- [Passage à examiner]
La Green Software Foundation a développé la spécification Software Carbon Intensity (SCI) en collaboration avec l’ISO, fournissant une méthode standardisée pour calculer le taux d’émission carbone d’un système logiciel. Des frameworks comme AI Verify étendent désormais leurs critères pour inclure des considérations environnementales dans l’évaluation de l’IA responsable.

De leur côté, les hyperscalers tentent de plus en plus de pousser l’adoption de leurs chips maison (AWS Graviton et Inferencia, Google IronWood TPU et Axion, Microsoft Cobalt100 et Maia100) pour justement réduire la consommation des IA.

- [Données extraites]
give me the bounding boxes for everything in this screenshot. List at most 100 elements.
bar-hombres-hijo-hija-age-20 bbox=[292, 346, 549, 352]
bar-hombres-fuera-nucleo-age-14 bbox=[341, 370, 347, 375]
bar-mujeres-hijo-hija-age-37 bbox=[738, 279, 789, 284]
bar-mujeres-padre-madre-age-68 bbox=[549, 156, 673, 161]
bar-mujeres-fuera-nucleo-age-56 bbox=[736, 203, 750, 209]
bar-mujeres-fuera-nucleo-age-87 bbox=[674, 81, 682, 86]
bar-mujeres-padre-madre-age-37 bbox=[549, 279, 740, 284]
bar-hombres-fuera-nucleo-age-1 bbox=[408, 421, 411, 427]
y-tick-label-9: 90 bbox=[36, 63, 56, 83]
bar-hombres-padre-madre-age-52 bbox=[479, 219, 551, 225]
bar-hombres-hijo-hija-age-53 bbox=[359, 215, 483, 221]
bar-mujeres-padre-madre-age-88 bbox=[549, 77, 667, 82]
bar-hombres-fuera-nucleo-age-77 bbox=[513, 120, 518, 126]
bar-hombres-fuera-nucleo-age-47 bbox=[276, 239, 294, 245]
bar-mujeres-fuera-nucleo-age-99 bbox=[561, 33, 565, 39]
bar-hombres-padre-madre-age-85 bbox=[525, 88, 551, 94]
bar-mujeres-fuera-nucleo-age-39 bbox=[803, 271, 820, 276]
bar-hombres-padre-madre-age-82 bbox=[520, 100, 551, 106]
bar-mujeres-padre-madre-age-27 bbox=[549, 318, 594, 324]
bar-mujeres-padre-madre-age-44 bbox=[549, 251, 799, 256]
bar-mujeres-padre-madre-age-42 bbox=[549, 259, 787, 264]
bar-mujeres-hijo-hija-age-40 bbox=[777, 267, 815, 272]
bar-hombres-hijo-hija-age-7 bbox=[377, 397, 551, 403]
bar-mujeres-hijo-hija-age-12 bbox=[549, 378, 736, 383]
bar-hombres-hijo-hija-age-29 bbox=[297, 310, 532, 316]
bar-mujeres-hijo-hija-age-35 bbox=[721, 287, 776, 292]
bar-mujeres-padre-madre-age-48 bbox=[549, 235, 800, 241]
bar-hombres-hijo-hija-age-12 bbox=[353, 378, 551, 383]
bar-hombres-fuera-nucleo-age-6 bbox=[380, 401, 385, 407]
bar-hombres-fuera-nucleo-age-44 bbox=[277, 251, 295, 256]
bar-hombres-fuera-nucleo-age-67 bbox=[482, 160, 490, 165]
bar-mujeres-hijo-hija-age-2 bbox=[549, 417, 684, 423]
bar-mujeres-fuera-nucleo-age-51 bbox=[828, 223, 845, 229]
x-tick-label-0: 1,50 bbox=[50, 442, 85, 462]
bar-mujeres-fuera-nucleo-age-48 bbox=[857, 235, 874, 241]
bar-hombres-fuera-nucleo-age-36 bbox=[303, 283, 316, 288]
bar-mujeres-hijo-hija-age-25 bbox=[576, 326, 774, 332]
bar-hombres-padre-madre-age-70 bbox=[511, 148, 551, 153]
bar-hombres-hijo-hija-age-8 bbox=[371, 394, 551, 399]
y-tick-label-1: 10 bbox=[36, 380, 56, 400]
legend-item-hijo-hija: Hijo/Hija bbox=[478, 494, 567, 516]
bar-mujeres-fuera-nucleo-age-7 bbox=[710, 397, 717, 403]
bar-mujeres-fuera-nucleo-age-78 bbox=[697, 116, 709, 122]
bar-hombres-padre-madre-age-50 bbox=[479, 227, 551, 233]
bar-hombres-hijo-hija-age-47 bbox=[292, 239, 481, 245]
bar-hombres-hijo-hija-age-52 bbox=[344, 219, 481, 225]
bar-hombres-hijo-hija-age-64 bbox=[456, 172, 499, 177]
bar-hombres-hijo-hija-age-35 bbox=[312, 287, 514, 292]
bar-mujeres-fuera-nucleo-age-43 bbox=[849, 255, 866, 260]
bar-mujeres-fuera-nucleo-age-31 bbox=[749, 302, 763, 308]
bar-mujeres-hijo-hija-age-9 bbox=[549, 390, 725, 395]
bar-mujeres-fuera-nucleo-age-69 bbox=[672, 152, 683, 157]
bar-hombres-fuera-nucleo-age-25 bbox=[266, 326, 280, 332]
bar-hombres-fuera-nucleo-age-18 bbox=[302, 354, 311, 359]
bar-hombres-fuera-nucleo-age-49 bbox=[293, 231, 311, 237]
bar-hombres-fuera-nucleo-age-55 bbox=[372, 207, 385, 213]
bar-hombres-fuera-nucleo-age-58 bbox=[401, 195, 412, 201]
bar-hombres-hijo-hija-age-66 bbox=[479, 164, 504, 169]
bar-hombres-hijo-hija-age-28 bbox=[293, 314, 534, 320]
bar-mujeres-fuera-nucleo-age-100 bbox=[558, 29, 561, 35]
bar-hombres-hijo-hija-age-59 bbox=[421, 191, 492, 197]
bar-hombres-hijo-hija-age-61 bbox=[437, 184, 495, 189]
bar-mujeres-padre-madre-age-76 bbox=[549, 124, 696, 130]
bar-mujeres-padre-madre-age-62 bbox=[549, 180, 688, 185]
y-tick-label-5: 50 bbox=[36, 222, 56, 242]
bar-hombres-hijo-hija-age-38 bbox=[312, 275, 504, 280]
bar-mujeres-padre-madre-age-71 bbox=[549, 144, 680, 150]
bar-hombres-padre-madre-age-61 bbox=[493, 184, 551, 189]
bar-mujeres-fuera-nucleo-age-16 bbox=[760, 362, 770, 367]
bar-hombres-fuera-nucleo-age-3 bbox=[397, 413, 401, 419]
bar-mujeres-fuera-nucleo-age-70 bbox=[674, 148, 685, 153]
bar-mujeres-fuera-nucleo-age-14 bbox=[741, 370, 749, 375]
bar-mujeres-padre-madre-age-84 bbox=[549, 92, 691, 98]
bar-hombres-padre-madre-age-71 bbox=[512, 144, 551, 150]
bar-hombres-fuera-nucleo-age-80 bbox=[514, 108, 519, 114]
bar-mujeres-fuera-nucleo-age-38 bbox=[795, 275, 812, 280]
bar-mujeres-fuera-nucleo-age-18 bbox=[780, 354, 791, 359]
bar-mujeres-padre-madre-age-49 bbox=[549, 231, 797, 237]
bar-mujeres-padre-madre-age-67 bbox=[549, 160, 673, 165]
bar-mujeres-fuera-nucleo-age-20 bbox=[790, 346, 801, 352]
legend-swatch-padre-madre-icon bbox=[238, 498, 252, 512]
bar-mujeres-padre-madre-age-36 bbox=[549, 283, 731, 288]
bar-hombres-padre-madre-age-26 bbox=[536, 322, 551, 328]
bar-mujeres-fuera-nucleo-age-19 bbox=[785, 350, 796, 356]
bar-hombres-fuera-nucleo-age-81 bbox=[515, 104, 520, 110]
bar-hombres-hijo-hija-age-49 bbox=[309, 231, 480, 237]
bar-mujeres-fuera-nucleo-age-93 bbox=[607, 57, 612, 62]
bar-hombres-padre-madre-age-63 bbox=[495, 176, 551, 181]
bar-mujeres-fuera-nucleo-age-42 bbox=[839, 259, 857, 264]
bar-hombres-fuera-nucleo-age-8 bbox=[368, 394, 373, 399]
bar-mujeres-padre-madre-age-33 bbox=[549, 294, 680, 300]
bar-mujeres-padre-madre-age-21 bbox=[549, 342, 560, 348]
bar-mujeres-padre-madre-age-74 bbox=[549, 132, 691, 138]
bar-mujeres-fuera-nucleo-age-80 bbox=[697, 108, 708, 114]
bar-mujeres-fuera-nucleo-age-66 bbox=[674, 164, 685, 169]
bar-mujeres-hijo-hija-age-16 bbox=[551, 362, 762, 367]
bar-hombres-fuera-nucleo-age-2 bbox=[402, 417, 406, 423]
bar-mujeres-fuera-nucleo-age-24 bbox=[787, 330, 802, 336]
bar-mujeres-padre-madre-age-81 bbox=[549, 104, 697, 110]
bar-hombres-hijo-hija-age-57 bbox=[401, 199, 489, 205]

- [Tâche à réaliser A] Veuillez énumérer toutes les puces maison des hyperscalers citées dans le passage sur l'empreinte carbone du logiciel.
- [Tâche à réaliser B] D'après le passage sur l'empreinte carbone du logiciel, avec quelle organisation la Green Software Foundation a-t-elle élaboré la spécification SCI ?
- [Tâche à réaliser C] Reprenez le passage sur l'empreinte carbone du logiciel à partir de sa dernière phrase.

- [Réponse finale A] AWS Graviton, Inferencia, Google IronWood TPU, Axion, Microsoft Cobalt100, Maia100

- [Réponse finale B] Avec l'ISO.

- [Réponse finale C]
En guise de boussole

Ces six tendances stratégiques ne sont pas des évolutions isolées mais des forces interconnectées qui redéfinissent l’ingénierie logicielle. Les organisations qui agissent maintenant sur ces tendances positionneront leurs équipes pour un succès durable dans un paysage technologique en évolution rapide. Chaque tendance – IA-native, agents, plateforme, talents, open LLMs, green AI – trace une route vers un même cap : rendre l’ingénierie logicielle plus rapide, plus intelligente et plus responsable.
Mais cette transformation doit être équilibrée avec des considérations de durabilité, des pratiques de recrutement intelligentes et une infrastructure de plateforme robuste qui démocratise l’accès aux capacités IA.
Pour les DSI, le défie réside dans « où » et « à quel rythme » suivre ces tendances et investir. Ceux qui sauront articuler ces six leviers dans une feuille de route cohérente, alliant gouvernance, culture et innovations concrètes, transformeront le tsunami GenAI en avantage durable assure Gartner.